* [WHAT YOU WILL DO]:
Make an exact copy of the lines, leaving the pictures out.

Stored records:
--------
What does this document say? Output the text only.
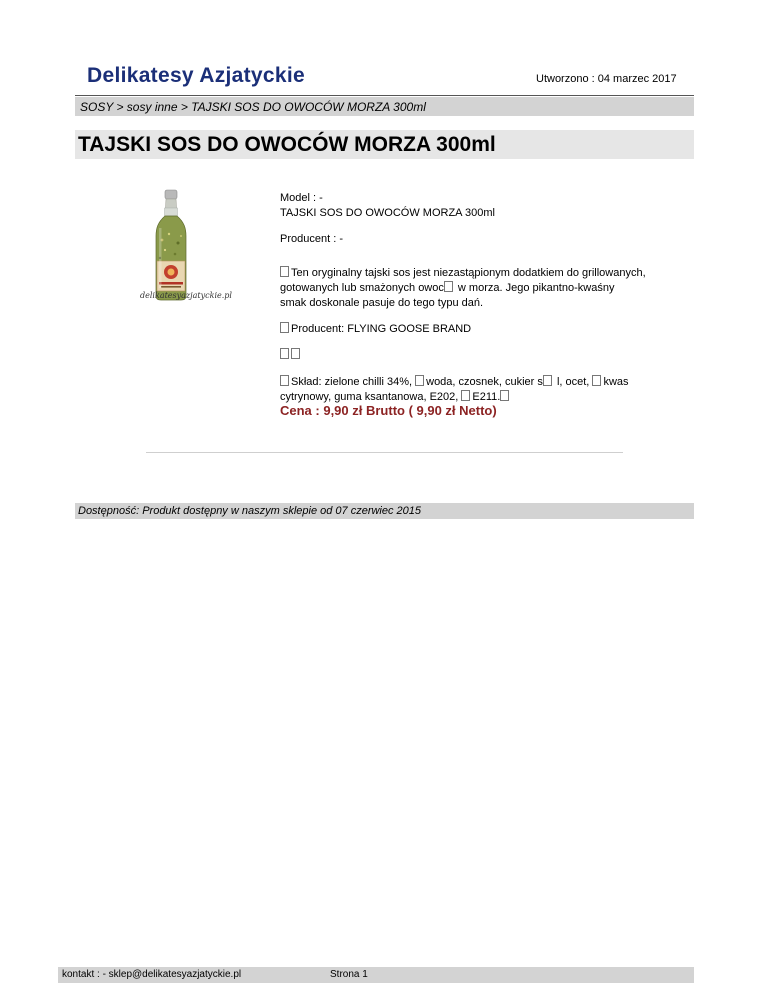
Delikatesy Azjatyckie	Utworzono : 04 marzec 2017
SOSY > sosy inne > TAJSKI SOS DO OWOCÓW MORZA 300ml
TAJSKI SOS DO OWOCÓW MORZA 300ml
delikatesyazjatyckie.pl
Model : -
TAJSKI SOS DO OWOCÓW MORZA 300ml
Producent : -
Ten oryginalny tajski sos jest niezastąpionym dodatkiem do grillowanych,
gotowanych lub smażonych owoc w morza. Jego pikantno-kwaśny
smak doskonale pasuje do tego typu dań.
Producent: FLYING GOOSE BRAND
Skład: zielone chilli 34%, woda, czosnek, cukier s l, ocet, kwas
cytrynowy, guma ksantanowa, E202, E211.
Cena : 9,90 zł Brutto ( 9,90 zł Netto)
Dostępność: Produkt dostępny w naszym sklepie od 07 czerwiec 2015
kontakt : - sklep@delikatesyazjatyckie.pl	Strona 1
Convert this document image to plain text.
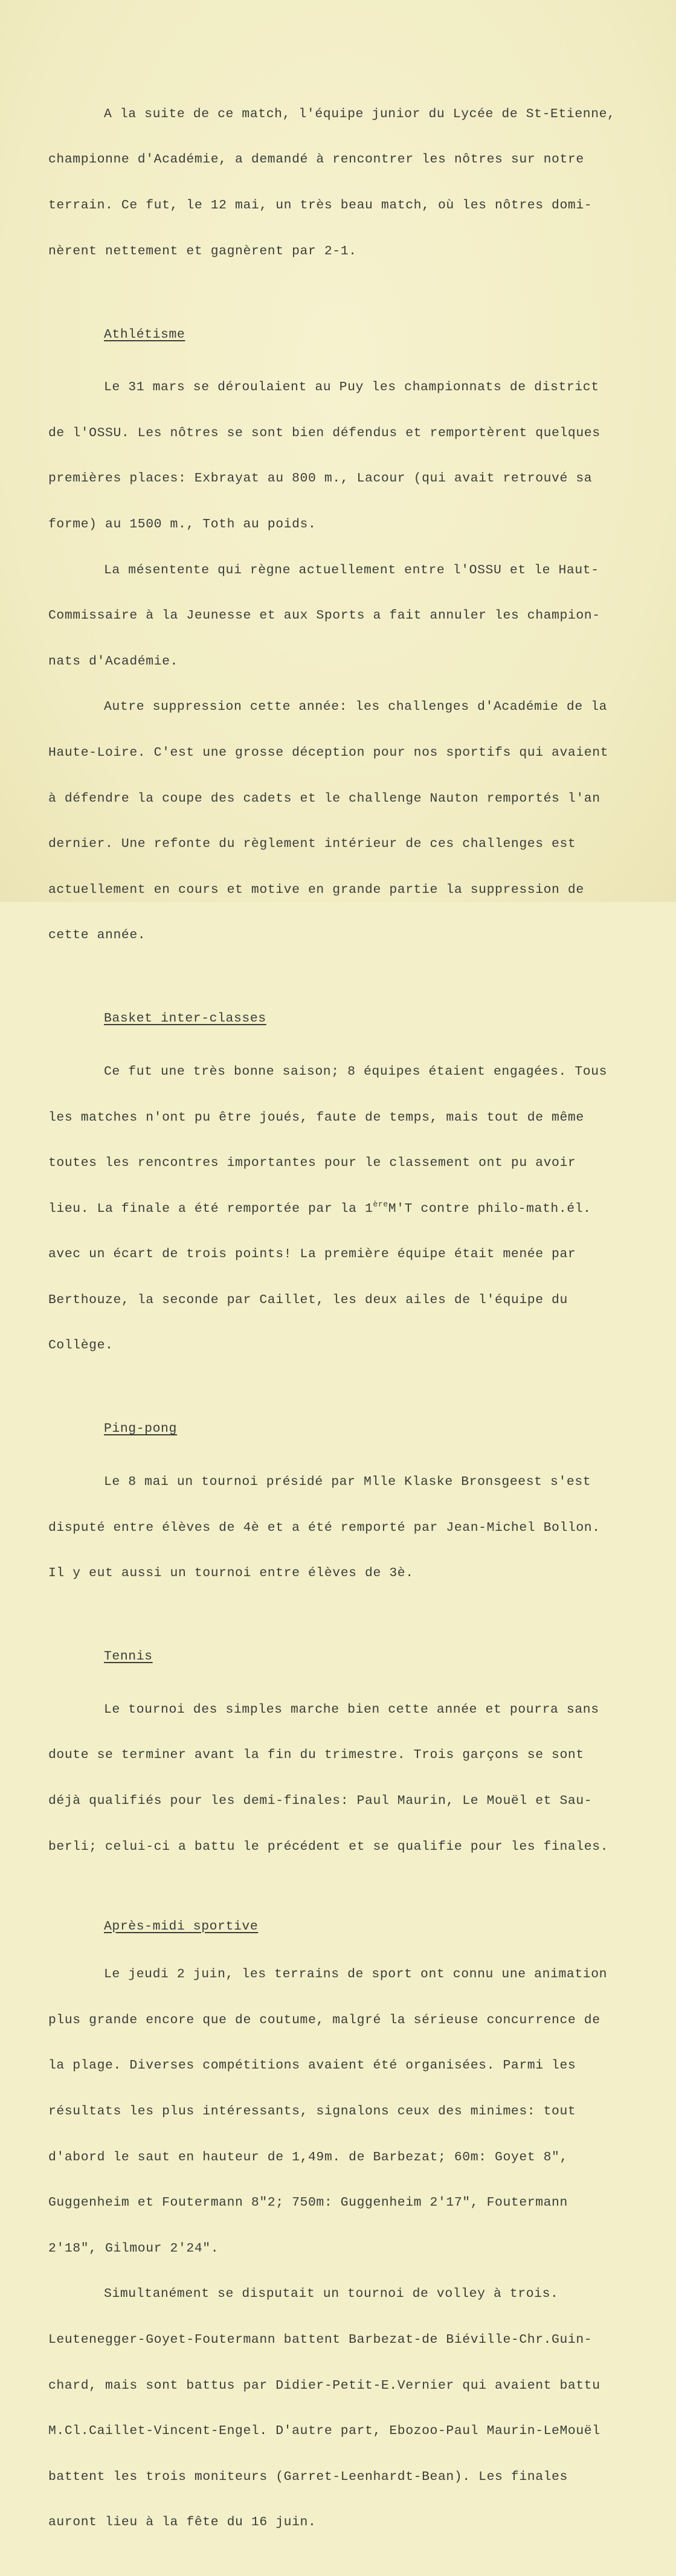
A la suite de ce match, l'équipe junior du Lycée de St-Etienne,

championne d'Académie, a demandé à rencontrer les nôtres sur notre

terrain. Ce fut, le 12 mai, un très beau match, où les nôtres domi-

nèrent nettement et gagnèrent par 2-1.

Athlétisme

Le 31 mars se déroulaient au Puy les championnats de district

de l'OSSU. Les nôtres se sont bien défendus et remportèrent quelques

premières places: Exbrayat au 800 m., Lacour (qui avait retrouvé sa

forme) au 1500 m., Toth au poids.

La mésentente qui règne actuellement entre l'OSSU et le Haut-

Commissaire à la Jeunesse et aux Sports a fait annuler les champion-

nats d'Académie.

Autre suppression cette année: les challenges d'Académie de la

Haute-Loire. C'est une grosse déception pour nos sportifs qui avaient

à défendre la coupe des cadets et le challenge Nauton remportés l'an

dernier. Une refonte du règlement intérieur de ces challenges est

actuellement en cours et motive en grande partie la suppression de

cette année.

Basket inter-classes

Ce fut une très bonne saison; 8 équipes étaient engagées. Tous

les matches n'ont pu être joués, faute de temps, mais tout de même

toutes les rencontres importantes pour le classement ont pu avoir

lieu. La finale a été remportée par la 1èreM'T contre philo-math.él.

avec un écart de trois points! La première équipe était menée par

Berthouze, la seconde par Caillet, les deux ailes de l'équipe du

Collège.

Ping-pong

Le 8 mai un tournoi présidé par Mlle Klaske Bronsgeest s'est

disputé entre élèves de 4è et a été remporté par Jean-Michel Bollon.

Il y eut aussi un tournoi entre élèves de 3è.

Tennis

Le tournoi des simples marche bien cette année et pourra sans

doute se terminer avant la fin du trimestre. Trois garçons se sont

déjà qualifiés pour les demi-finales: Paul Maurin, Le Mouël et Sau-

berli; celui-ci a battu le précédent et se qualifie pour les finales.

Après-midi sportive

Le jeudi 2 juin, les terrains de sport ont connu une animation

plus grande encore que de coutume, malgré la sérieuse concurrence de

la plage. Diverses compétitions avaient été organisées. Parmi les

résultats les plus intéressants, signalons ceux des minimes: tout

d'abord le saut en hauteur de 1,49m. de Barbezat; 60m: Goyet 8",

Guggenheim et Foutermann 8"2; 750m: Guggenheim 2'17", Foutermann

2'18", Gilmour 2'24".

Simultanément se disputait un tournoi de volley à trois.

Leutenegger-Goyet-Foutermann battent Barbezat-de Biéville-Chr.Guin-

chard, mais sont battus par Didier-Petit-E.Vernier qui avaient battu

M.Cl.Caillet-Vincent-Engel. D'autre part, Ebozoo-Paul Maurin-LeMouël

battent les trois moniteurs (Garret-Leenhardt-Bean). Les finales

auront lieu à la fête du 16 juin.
--------
* [WRITTEN REPLY]:
What does this document say? Output the text only.
Delikatesy Azjatyckie	Utworzono : 04 marzec 2017
SOSY > sosy inne > TAJSKI SOS DO OWOCÓW MORZA 300ml
TAJSKI SOS DO OWOCÓW MORZA 300ml
delikatesyazjatyckie.pl
Model : -
TAJSKI SOS DO OWOCÓW MORZA 300ml
Producent : -
Ten oryginalny tajski sos jest niezastąpionym dodatkiem do grillowanych,
gotowanych lub smażonych owoc w morza. Jego pikantno-kwaśny
smak doskonale pasuje do tego typu dań.
Producent: FLYING GOOSE BRAND
Skład: zielone chilli 34%, woda, czosnek, cukier s l, ocet, kwas
cytrynowy, guma ksantanowa, E202, E211.
Cena : 9,90 zł Brutto ( 9,90 zł Netto)
Dostępność: Produkt dostępny w naszym sklepie od 07 czerwiec 2015
kontakt : - sklep@delikatesyazjatyckie.pl	Strona 1
Convert this document image to plain text.
A la suite de ce match, l'équipe junior du Lycée de St-Etienne,

championne d'Académie, a demandé à rencontrer les nôtres sur notre

terrain. Ce fut, le 12 mai, un très beau match, où les nôtres domi-

nèrent nettement et gagnèrent par 2-1.

Athlétisme

Le 31 mars se déroulaient au Puy les championnats de district

de l'OSSU. Les nôtres se sont bien défendus et remportèrent quelques

premières places: Exbrayat au 800 m., Lacour (qui avait retrouvé sa

forme) au 1500 m., Toth au poids.

La mésentente qui règne actuellement entre l'OSSU et le Haut-

Commissaire à la Jeunesse et aux Sports a fait annuler les champion-

nats d'Académie.

Autre suppression cette année: les challenges d'Académie de la

Haute-Loire. C'est une grosse déception pour nos sportifs qui avaient

à défendre la coupe des cadets et le challenge Nauton remportés l'an

dernier. Une refonte du règlement intérieur de ces challenges est

actuellement en cours et motive en grande partie la suppression de

cette année.

Basket inter-classes

Ce fut une très bonne saison; 8 équipes étaient engagées. Tous

les matches n'ont pu être joués, faute de temps, mais tout de même

toutes les rencontres importantes pour le classement ont pu avoir

lieu. La finale a été remportée par la 1èreM'T contre philo-math.él.

avec un écart de trois points! La première équipe était menée par

Berthouze, la seconde par Caillet, les deux ailes de l'équipe du

Collège.

Ping-pong

Le 8 mai un tournoi présidé par Mlle Klaske Bronsgeest s'est

disputé entre élèves de 4è et a été remporté par Jean-Michel Bollon.

Il y eut aussi un tournoi entre élèves de 3è.

Tennis

Le tournoi des simples marche bien cette année et pourra sans

doute se terminer avant la fin du trimestre. Trois garçons se sont

déjà qualifiés pour les demi-finales: Paul Maurin, Le Mouël et Sau-

berli; celui-ci a battu le précédent et se qualifie pour les finales.

Après-midi sportive

Le jeudi 2 juin, les terrains de sport ont connu une animation

plus grande encore que de coutume, malgré la sérieuse concurrence de

la plage. Diverses compétitions avaient été organisées. Parmi les

résultats les plus intéressants, signalons ceux des minimes: tout

d'abord le saut en hauteur de 1,49m. de Barbezat; 60m: Goyet 8",

Guggenheim et Foutermann 8"2; 750m: Guggenheim 2'17", Foutermann

2'18", Gilmour 2'24".

Simultanément se disputait un tournoi de volley à trois.

Leutenegger-Goyet-Foutermann battent Barbezat-de Biéville-Chr.Guin-

chard, mais sont battus par Didier-Petit-E.Vernier qui avaient battu

M.Cl.Caillet-Vincent-Engel. D'autre part, Ebozoo-Paul Maurin-LeMouël

battent les trois moniteurs (Garret-Leenhardt-Bean). Les finales

auront lieu à la fête du 16 juin.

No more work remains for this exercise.